▶ _SUPPLIED INFORMATION_
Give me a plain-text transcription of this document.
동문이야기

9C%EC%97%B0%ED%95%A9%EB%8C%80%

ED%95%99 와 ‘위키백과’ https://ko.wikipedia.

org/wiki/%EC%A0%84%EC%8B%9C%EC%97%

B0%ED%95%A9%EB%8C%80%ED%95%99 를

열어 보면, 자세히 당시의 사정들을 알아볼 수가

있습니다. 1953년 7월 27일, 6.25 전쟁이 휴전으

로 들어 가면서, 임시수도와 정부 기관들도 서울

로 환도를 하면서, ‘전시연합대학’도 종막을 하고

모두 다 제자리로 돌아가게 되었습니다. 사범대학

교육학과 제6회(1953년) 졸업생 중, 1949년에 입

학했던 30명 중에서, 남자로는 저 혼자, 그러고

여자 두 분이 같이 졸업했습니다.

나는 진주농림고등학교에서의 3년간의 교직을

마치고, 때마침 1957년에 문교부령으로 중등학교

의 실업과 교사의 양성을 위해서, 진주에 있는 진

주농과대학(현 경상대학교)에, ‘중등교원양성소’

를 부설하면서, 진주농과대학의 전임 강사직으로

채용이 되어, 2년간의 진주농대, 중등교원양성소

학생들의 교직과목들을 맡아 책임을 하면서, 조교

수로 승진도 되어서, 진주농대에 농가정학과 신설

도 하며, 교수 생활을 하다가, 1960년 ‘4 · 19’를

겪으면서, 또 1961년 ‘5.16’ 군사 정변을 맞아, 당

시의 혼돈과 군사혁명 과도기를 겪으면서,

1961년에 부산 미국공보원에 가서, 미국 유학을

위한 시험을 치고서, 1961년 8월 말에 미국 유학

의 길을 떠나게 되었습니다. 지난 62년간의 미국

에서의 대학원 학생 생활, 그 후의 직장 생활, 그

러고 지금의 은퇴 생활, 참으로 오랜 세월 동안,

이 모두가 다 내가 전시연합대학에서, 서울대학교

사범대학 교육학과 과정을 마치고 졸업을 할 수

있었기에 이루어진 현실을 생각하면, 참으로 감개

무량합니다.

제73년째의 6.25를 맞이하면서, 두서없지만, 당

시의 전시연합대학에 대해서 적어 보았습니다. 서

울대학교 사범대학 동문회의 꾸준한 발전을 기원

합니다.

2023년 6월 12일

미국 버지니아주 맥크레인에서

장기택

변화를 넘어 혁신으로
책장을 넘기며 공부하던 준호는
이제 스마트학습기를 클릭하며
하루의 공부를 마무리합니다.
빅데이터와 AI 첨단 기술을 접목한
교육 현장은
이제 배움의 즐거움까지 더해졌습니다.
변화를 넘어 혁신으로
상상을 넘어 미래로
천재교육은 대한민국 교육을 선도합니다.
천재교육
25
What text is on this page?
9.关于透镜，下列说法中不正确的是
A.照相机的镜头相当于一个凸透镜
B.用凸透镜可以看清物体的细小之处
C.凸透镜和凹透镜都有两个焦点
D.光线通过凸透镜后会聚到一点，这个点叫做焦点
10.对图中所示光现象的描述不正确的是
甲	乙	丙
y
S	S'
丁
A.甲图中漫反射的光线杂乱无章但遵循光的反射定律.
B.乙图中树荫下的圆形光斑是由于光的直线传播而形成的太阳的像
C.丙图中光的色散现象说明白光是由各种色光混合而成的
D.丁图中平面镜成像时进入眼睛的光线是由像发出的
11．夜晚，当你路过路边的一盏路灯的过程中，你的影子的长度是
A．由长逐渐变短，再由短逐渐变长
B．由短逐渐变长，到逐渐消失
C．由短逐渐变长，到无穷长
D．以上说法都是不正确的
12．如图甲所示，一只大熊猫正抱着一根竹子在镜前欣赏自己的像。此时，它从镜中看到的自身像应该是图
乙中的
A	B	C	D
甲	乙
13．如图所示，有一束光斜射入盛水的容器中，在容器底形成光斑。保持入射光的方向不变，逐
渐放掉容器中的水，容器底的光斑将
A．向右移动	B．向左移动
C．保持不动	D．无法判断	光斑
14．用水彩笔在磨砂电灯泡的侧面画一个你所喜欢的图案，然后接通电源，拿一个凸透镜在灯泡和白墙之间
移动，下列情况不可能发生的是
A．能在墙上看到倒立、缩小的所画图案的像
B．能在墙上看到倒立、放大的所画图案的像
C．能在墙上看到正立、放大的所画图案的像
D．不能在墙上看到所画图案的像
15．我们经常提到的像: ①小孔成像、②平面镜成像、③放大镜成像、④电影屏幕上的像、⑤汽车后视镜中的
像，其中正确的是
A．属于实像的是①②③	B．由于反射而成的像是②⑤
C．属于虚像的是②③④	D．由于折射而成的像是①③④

▶ _CHALLENGE_
Out of the records, collect only those lines that contain the string "교육학과".

▶ _RESPONSE_
교육학과 제6회(1953년) 졸업생 중, 1949년에 입
사범대학 교육학과 과정을 마치고 졸업을 할 수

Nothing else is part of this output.